YOUR OBJECTIVE:
Copy each of the records exactly.

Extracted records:
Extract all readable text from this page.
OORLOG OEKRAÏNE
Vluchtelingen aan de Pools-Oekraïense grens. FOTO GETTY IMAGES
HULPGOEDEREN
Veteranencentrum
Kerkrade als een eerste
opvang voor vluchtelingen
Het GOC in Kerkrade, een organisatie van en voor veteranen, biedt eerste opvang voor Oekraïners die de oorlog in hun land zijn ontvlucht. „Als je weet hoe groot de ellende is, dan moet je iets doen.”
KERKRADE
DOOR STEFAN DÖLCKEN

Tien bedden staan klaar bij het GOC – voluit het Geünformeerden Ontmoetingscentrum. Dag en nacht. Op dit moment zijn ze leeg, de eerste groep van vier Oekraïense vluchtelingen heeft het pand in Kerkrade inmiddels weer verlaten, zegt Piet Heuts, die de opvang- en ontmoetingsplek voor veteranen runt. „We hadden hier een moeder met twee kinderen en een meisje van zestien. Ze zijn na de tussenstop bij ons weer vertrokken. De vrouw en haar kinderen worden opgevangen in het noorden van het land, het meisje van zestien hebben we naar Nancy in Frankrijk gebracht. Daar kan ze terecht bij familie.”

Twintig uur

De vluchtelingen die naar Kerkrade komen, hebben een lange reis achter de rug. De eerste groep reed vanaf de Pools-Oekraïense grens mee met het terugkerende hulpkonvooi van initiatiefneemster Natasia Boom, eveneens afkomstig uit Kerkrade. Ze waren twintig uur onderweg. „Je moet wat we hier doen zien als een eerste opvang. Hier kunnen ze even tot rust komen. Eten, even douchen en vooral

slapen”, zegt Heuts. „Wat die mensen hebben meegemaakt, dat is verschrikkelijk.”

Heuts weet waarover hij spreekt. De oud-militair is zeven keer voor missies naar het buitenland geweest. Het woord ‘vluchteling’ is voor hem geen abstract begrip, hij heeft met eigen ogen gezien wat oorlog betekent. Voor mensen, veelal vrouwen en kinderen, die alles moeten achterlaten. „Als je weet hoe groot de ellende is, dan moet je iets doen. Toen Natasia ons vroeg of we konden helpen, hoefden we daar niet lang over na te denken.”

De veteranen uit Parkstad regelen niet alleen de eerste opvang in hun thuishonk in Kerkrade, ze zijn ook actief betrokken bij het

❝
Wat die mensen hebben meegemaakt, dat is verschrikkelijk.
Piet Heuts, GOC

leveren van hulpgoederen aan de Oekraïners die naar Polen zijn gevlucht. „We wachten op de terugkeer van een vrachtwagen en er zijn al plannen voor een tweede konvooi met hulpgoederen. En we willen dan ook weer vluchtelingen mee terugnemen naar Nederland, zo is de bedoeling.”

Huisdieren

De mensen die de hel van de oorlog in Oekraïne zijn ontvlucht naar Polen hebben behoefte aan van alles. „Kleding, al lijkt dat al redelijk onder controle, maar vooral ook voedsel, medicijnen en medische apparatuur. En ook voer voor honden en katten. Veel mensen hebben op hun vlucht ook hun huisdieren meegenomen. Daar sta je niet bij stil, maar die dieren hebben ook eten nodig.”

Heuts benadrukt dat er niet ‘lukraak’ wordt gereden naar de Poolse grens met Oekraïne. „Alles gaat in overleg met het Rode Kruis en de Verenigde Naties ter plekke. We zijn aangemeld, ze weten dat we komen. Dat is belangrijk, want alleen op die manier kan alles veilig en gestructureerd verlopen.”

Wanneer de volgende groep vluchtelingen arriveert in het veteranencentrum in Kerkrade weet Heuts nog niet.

SOLUTION TO THIS PROBLEM:
Extract all readable text from this page.
OORLOG OEKRAÏNE
Vluchtelingen aan de Pools-Oekraïense grens. FOTO GETTY IMAGES
HULPGOEDEREN
Veteranencentrum
Kerkrade als een eerste
opvang voor vluchtelingen
Het GOC in Kerkrade, een organisatie van en voor veteranen, biedt eerste opvang voor Oekraïners die de oorlog in hun land zijn ontvlucht. „Als je weet hoe groot de ellende is, dan moet je iets doen.”
KERKRADE
DOOR STEFAN DÖLCKEN

Tien bedden staan klaar bij het GOC – voluit het Geünformeerden Ontmoetingscentrum. Dag en nacht. Op dit moment zijn ze leeg, de eerste groep van vier Oekraïense vluchtelingen heeft het pand in Kerkrade inmiddels weer verlaten, zegt Piet Heuts, die de opvang- en ontmoetingsplek voor veteranen runt. „We hadden hier een moeder met twee kinderen en een meisje van zestien. Ze zijn na de tussenstop bij ons weer vertrokken. De vrouw en haar kinderen worden opgevangen in het noorden van het land, het meisje van zestien hebben we naar Nancy in Frankrijk gebracht. Daar kan ze terecht bij familie.”

Twintig uur

De vluchtelingen die naar Kerkrade komen, hebben een lange reis achter de rug. De eerste groep reed vanaf de Pools-Oekraïense grens mee met het terugkerende hulpkonvooi van initiatiefneemster Natasia Boom, eveneens afkomstig uit Kerkrade. Ze waren twintig uur onderweg. „Je moet wat we hier doen zien als een eerste opvang. Hier kunnen ze even tot rust komen. Eten, even douchen en vooral

slapen”, zegt Heuts. „Wat die mensen hebben meegemaakt, dat is verschrikkelijk.”

Heuts weet waarover hij spreekt. De oud-militair is zeven keer voor missies naar het buitenland geweest. Het woord ‘vluchteling’ is voor hem geen abstract begrip, hij heeft met eigen ogen gezien wat oorlog betekent. Voor mensen, veelal vrouwen en kinderen, die alles moeten achterlaten. „Als je weet hoe groot de ellende is, dan moet je iets doen. Toen Natasia ons vroeg of we konden helpen, hoefden we daar niet lang over na te denken.”

De veteranen uit Parkstad regelen niet alleen de eerste opvang in hun thuishonk in Kerkrade, ze zijn ook actief betrokken bij het

❝
Wat die mensen hebben meegemaakt, dat is verschrikkelijk.
Piet Heuts, GOC

leveren van hulpgoederen aan de Oekraïners die naar Polen zijn gevlucht. „We wachten op de terugkeer van een vrachtwagen en er zijn al plannen voor een tweede konvooi met hulpgoederen. En we willen dan ook weer vluchtelingen mee terugnemen naar Nederland, zo is de bedoeling.”

Huisdieren

De mensen die de hel van de oorlog in Oekraïne zijn ontvlucht naar Polen hebben behoefte aan van alles. „Kleding, al lijkt dat al redelijk onder controle, maar vooral ook voedsel, medicijnen en medische apparatuur. En ook voer voor honden en katten. Veel mensen hebben op hun vlucht ook hun huisdieren meegenomen. Daar sta je niet bij stil, maar die dieren hebben ook eten nodig.”

Heuts benadrukt dat er niet ‘lukraak’ wordt gereden naar de Poolse grens met Oekraïne. „Alles gaat in overleg met het Rode Kruis en de Verenigde Naties ter plekke. We zijn aangemeld, ze weten dat we komen. Dat is belangrijk, want alleen op die manier kan alles veilig en gestructureerd verlopen.”

Wanneer de volgende groep vluchtelingen arriveert in het veteranencentrum in Kerkrade weet Heuts nog niet.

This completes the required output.